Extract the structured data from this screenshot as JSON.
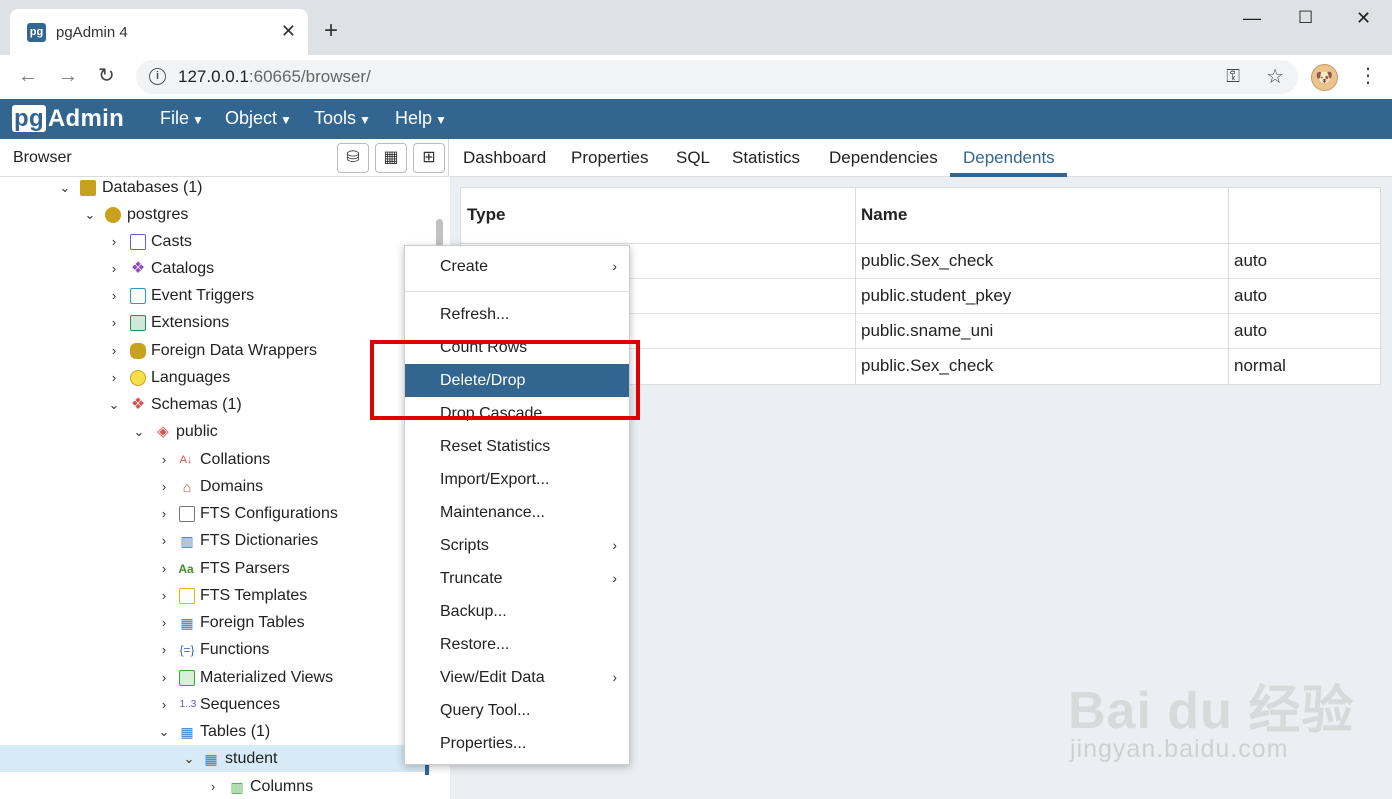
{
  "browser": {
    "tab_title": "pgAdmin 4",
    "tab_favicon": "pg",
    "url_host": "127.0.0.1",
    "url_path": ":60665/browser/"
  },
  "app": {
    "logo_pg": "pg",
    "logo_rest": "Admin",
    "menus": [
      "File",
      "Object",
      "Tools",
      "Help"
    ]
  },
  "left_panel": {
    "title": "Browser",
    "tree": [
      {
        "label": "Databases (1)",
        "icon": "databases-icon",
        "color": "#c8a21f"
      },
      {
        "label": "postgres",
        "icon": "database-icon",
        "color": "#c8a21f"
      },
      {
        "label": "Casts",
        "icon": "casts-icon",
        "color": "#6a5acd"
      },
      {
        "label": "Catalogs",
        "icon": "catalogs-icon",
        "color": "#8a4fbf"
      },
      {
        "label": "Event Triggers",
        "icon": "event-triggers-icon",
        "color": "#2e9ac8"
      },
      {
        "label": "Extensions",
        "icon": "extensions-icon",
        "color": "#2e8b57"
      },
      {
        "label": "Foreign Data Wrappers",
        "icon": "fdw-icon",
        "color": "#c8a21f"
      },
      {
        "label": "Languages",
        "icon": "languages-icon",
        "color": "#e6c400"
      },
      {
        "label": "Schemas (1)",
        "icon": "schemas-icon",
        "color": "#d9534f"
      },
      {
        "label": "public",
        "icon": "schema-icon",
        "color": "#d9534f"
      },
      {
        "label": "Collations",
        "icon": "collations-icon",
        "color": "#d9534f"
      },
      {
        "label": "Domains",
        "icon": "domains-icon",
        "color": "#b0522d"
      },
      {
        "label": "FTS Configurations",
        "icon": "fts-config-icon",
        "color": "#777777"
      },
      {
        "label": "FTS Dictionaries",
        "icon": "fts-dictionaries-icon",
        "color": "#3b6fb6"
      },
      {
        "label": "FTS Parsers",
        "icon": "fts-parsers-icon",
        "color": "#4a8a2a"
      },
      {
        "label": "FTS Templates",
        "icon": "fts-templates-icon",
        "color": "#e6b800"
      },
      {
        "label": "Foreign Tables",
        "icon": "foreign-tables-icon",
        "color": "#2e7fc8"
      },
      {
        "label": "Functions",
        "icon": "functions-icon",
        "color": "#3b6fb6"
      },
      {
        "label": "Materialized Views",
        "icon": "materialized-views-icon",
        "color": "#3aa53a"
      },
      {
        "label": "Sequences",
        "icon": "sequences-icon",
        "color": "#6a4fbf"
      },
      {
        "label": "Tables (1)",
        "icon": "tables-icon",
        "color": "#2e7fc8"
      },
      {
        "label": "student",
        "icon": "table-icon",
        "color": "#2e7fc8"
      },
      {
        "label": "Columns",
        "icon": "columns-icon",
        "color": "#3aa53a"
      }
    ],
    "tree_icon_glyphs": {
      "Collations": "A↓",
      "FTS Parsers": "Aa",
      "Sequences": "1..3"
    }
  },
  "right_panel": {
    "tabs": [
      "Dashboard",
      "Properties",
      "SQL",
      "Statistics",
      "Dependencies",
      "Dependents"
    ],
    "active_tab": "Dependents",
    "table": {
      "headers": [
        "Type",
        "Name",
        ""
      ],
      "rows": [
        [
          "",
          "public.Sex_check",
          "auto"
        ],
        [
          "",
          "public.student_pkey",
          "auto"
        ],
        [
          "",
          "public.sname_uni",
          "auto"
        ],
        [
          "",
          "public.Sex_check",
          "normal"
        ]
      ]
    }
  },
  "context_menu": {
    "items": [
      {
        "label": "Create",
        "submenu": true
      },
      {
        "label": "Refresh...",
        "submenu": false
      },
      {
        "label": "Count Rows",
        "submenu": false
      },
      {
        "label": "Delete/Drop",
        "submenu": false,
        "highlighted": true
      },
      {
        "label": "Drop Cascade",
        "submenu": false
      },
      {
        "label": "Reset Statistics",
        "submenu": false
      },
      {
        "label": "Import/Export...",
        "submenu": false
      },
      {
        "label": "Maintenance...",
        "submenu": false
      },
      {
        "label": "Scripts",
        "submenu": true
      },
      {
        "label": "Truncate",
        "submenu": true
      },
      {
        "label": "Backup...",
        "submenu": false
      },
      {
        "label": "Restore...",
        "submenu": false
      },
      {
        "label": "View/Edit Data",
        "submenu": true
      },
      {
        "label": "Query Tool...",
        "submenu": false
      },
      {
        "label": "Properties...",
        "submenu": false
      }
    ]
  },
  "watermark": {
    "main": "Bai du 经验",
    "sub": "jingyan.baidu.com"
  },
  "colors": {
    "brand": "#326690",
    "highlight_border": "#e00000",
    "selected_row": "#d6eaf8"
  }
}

##############################

AIM OF THE EXERCISE: Repeat the records above exactly, omitting every picture.

ANSWER TO THE TASK:
Extract the structured data from this screenshot as JSON.
{
  "browser": {
    "tab_title": "pgAdmin 4",
    "tab_favicon": "pg",
    "url_host": "127.0.0.1",
    "url_path": ":60665/browser/"
  },
  "app": {
    "logo_pg": "pg",
    "logo_rest": "Admin",
    "menus": [
      "File",
      "Object",
      "Tools",
      "Help"
    ]
  },
  "left_panel": {
    "title": "Browser",
    "tree": [
      {
        "label": "Databases (1)",
        "icon": "databases-icon",
        "color": "#c8a21f"
      },
      {
        "label": "postgres",
        "icon": "database-icon",
        "color": "#c8a21f"
      },
      {
        "label": "Casts",
        "icon": "casts-icon",
        "color": "#6a5acd"
      },
      {
        "label": "Catalogs",
        "icon": "catalogs-icon",
        "color": "#8a4fbf"
      },
      {
        "label": "Event Triggers",
        "icon": "event-triggers-icon",
        "color": "#2e9ac8"
      },
      {
        "label": "Extensions",
        "icon": "extensions-icon",
        "color": "#2e8b57"
      },
      {
        "label": "Foreign Data Wrappers",
        "icon": "fdw-icon",
        "color": "#c8a21f"
      },
      {
        "label": "Languages",
        "icon": "languages-icon",
        "color": "#e6c400"
      },
      {
        "label": "Schemas (1)",
        "icon": "schemas-icon",
        "color": "#d9534f"
      },
      {
        "label": "public",
        "icon": "schema-icon",
        "color": "#d9534f"
      },
      {
        "label": "Collations",
        "icon": "collations-icon",
        "color": "#d9534f"
      },
      {
        "label": "Domains",
        "icon": "domains-icon",
        "color": "#b0522d"
      },
      {
        "label": "FTS Configurations",
        "icon": "fts-config-icon",
        "color": "#777777"
      },
      {
        "label": "FTS Dictionaries",
        "icon": "fts-dictionaries-icon",
        "color": "#3b6fb6"
      },
      {
        "label": "FTS Parsers",
        "icon": "fts-parsers-icon",
        "color": "#4a8a2a"
      },
      {
        "label": "FTS Templates",
        "icon": "fts-templates-icon",
        "color": "#e6b800"
      },
      {
        "label": "Foreign Tables",
        "icon": "foreign-tables-icon",
        "color": "#2e7fc8"
      },
      {
        "label": "Functions",
        "icon": "functions-icon",
        "color": "#3b6fb6"
      },
      {
        "label": "Materialized Views",
        "icon": "materialized-views-icon",
        "color": "#3aa53a"
      },
      {
        "label": "Sequences",
        "icon": "sequences-icon",
        "color": "#6a4fbf"
      },
      {
        "label": "Tables (1)",
        "icon": "tables-icon",
        "color": "#2e7fc8"
      },
      {
        "label": "student",
        "icon": "table-icon",
        "color": "#2e7fc8"
      },
      {
        "label": "Columns",
        "icon": "columns-icon",
        "color": "#3aa53a"
      }
    ],
    "tree_icon_glyphs": {
      "Collations": "A↓",
      "FTS Parsers": "Aa",
      "Sequences": "1..3"
    }
  },
  "right_panel": {
    "tabs": [
      "Dashboard",
      "Properties",
      "SQL",
      "Statistics",
      "Dependencies",
      "Dependents"
    ],
    "active_tab": "Dependents",
    "table": {
      "headers": [
        "Type",
        "Name",
        ""
      ],
      "rows": [
        [
          "",
          "public.Sex_check",
          "auto"
        ],
        [
          "",
          "public.student_pkey",
          "auto"
        ],
        [
          "",
          "public.sname_uni",
          "auto"
        ],
        [
          "",
          "public.Sex_check",
          "normal"
        ]
      ]
    }
  },
  "context_menu": {
    "items": [
      {
        "label": "Create",
        "submenu": true
      },
      {
        "label": "Refresh...",
        "submenu": false
      },
      {
        "label": "Count Rows",
        "submenu": false
      },
      {
        "label": "Delete/Drop",
        "submenu": false,
        "highlighted": true
      },
      {
        "label": "Drop Cascade",
        "submenu": false
      },
      {
        "label": "Reset Statistics",
        "submenu": false
      },
      {
        "label": "Import/Export...",
        "submenu": false
      },
      {
        "label": "Maintenance...",
        "submenu": false
      },
      {
        "label": "Scripts",
        "submenu": true
      },
      {
        "label": "Truncate",
        "submenu": true
      },
      {
        "label": "Backup...",
        "submenu": false
      },
      {
        "label": "Restore...",
        "submenu": false
      },
      {
        "label": "View/Edit Data",
        "submenu": true
      },
      {
        "label": "Query Tool...",
        "submenu": false
      },
      {
        "label": "Properties...",
        "submenu": false
      }
    ]
  },
  "watermark": {
    "main": "Bai du 经验",
    "sub": "jingyan.baidu.com"
  },
  "colors": {
    "brand": "#326690",
    "highlight_border": "#e00000",
    "selected_row": "#d6eaf8"
  }
}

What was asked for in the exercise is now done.